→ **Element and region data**
········
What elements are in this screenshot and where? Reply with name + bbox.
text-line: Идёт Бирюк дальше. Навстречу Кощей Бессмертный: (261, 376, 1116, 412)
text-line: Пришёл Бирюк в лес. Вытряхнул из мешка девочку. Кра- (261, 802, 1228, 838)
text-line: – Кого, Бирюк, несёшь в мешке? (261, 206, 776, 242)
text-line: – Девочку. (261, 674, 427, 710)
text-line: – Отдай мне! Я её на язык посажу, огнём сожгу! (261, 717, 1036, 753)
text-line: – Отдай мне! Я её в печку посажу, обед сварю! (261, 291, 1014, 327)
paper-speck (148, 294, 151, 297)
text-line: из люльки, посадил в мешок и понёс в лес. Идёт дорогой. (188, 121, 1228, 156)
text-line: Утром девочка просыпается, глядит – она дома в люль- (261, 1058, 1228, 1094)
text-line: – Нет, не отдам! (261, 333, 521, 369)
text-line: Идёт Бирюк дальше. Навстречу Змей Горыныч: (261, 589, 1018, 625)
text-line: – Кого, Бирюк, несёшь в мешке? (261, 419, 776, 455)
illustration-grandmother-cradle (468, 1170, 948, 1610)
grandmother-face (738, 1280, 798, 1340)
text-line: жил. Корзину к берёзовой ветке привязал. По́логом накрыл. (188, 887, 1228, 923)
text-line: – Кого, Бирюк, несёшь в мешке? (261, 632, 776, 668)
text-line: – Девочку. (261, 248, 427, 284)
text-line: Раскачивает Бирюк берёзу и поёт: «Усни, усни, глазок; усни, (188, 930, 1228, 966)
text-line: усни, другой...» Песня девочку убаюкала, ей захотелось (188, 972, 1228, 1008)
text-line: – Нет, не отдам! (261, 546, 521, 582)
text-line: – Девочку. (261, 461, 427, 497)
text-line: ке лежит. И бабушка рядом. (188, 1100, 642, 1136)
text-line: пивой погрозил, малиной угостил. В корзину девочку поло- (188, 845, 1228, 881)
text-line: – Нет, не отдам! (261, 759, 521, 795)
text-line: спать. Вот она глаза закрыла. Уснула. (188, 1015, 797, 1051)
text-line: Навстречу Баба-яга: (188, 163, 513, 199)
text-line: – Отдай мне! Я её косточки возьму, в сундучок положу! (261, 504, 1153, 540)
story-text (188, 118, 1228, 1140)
········
→ **Instructions for the task**
Please render every line of these records as a Markdown table with the columns Number and Text, numbering the rows in order and leaving out blank lines.

→ **Response**
| Number | Text |
|---|---|
| 1 | What elements are in this screenshot and where? Reply with name + bbox. |
| 2 | text-line: Идёт Бирюк дальше. Навстречу Кощей Бессмертный: (261, 376, 1116, 412) |
| 3 | text-line: Пришёл Бирюк в лес. Вытряхнул из мешка девочку. Кра- (261, 802, 1228, 838) |
| 4 | text-line: – Кого, Бирюк, несёшь в мешке? (261, 206, 776, 242) |
| 5 | text-line: – Девочку. (261, 674, 427, 710) |
| 6 | text-line: – Отдай мне! Я её на язык посажу, огнём сожгу! (261, 717, 1036, 753) |
| 7 | text-line: – Отдай мне! Я её в печку посажу, обед сварю! (261, 291, 1014, 327) |
| 8 | paper-speck (148, 294, 151, 297) |
| 9 | text-line: из люльки, посадил в мешок и понёс в лес. Идёт дорогой. (188, 121, 1228, 156) |
| 10 | text-line: Утром девочка просыпается, глядит – она дома в люль- (261, 1058, 1228, 1094) |
| 11 | text-line: – Нет, не отдам! (261, 333, 521, 369) |
| 12 | text-line: Идёт Бирюк дальше. Навстречу Змей Горыныч: (261, 589, 1018, 625) |
| 13 | text-line: – Кого, Бирюк, несёшь в мешке? (261, 419, 776, 455) |
| 14 | illustration-grandmother-cradle (468, 1170, 948, 1610) |
| 15 | grandmother-face (738, 1280, 798, 1340) |
| 16 | text-line: жил. Корзину к берёзовой ветке привязал. По́логом накрыл. (188, 887, 1228, 923) |
| 17 | text-line: – Кого, Бирюк, несёшь в мешке? (261, 632, 776, 668) |
| 18 | text-line: – Девочку. (261, 248, 427, 284) |
| 19 | text-line: Раскачивает Бирюк берёзу и поёт: «Усни, усни, глазок; усни, (188, 930, 1228, 966) |
| 20 | text-line: усни, другой...» Песня девочку убаюкала, ей захотелось (188, 972, 1228, 1008) |
| 21 | text-line: – Нет, не отдам! (261, 546, 521, 582) |
| 22 | text-line: – Девочку. (261, 461, 427, 497) |
| 23 | text-line: ке лежит. И бабушка рядом. (188, 1100, 642, 1136) |
| 24 | text-line: пивой погрозил, малиной угостил. В корзину девочку поло- (188, 845, 1228, 881) |
| 25 | text-line: – Нет, не отдам! (261, 759, 521, 795) |
| 26 | text-line: спать. Вот она глаза закрыла. Уснула. (188, 1015, 797, 1051) |
| 27 | text-line: Навстречу Баба-яга: (188, 163, 513, 199) |
| 28 | text-line: – Отдай мне! Я её косточки возьму, в сундучок положу! (261, 504, 1153, 540) |
| 29 | story-text (188, 118, 1228, 1140) |